[What is needed] Summarize the SQLite question below in two sentences.

Question

(Feel free to improve the question title if you can think of something better.)

Question: Consider the following SQLite query:

SELECT COUNT(*)
  FROM (SELECT 1 AS value UNION SELECT 2 AS value)
 WHERE value <= ?

When I use 1 as the parameter, I expect the query to yield 1, yet it yields 2. Why does this happen?


Additional information:

This is a minimal working example to reproduce the issue (Android):

Cursor c = db.rawQuery(
        "SELECT COUNT(*) " +
        "  FROM (SELECT 1 AS value UNION SELECT 2 AS value) " +
        " WHERE value <= ? ",
        new String[] {String.valueOf(1)});

c.moveToFirst();
Log.i("", "Result: " + String.valueOf(c.getInt(0)));

It might have to do with the fact that the parameter is passed as a string, but, alas, there is no other way to pass parameters to the SQLite API, so I guess I'm not doing anything "wrong" here and it's SQLite's job to convert the value appropriately. I've also observed the following when using a non-parameterized version of the query (this might or might not be relevant for the issue):

SELECT COUNT(*)

[Source material]
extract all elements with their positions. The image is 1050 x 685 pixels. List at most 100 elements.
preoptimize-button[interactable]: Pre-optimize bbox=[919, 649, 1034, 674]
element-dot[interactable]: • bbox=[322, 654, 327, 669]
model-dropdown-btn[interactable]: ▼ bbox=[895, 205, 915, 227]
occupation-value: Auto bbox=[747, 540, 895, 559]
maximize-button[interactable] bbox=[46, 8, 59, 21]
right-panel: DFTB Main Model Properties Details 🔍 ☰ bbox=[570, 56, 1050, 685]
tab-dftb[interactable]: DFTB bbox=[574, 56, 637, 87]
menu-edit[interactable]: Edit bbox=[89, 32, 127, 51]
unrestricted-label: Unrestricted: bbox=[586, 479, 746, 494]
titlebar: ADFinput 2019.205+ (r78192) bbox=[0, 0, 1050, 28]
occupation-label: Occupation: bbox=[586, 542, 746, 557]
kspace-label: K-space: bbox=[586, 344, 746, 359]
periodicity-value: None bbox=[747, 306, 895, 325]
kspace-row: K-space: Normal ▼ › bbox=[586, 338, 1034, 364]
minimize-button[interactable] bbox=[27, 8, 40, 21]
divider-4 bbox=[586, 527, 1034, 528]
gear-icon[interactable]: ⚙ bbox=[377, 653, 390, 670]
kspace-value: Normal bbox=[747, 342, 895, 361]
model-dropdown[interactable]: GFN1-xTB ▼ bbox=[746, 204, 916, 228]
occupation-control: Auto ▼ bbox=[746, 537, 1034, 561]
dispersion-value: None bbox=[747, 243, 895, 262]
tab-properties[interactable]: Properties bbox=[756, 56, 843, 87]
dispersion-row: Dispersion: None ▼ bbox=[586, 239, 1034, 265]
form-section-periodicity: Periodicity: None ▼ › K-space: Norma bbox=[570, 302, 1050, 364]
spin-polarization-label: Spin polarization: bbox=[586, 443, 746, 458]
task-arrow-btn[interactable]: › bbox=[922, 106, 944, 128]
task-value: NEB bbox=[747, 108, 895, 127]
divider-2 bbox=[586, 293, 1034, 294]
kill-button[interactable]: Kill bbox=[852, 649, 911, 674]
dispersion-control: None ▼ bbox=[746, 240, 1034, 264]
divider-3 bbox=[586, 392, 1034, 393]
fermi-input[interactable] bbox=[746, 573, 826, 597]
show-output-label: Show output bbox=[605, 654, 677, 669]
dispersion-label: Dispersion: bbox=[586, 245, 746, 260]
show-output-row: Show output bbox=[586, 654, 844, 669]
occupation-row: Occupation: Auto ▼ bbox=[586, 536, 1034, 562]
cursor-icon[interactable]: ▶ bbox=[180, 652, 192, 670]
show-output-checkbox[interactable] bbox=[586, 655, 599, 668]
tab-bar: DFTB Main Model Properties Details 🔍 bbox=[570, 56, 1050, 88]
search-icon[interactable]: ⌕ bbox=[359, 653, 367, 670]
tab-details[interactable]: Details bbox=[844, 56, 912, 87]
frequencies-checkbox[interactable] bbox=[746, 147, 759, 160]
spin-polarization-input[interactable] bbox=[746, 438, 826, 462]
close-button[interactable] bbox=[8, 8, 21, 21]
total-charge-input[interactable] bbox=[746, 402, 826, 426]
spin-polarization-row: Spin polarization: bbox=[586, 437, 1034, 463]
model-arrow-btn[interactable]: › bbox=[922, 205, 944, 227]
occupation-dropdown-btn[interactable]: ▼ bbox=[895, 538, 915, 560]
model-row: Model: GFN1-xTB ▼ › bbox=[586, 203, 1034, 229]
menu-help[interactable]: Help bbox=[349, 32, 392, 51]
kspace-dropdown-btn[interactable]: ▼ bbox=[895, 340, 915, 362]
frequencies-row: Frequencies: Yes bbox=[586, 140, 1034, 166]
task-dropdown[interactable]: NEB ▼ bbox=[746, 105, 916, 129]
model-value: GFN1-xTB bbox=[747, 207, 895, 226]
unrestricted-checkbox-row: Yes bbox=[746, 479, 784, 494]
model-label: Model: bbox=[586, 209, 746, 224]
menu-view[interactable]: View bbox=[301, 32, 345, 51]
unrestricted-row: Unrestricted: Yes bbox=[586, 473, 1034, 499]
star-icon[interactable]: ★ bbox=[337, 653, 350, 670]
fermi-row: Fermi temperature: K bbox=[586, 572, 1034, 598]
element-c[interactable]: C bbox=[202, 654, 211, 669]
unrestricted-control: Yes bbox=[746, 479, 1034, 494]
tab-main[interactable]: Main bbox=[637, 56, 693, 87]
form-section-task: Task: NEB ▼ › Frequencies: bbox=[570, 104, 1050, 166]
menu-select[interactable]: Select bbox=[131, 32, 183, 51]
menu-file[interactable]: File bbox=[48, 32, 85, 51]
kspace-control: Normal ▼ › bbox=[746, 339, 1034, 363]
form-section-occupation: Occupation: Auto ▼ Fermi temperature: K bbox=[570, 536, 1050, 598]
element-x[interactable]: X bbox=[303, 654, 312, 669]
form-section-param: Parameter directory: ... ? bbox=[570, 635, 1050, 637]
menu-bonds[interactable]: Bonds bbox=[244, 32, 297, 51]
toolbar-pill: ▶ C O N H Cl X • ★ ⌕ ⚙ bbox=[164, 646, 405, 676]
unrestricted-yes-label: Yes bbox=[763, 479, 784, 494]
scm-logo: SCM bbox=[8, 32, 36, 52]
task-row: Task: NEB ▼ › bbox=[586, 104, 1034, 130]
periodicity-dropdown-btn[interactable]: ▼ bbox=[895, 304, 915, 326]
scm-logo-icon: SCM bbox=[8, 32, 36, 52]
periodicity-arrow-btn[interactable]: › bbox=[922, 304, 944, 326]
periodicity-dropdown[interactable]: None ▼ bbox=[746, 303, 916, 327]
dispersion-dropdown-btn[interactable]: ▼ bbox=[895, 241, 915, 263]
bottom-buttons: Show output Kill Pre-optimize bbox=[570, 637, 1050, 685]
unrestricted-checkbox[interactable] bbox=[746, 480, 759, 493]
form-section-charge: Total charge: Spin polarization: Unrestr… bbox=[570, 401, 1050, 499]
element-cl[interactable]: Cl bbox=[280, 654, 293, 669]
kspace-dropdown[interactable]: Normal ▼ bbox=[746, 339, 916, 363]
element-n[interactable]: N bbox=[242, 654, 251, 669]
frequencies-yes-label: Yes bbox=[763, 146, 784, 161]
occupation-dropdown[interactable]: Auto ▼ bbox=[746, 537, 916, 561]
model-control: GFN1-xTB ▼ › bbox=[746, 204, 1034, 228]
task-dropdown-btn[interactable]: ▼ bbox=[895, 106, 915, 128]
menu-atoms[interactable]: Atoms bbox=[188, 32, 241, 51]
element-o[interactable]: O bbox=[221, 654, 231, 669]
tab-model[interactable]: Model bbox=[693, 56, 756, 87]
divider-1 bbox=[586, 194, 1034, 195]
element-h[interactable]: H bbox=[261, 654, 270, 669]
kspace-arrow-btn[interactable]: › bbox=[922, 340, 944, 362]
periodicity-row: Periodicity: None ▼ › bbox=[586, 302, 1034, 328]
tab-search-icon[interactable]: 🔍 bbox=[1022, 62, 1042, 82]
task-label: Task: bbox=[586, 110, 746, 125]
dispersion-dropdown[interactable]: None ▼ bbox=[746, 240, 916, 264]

[Exercise output] The writer asks why an SQLite query that counts the values from a union of 1 and 2 that are less than or equal to a parameter yields 2 instead of the expected 1 when the parameter is 1. An Android example reproduces the issue, and the writer suspects it may be related to the parameter being passed as a string, which the writer says is the only way to pass parameters to the SQLite API.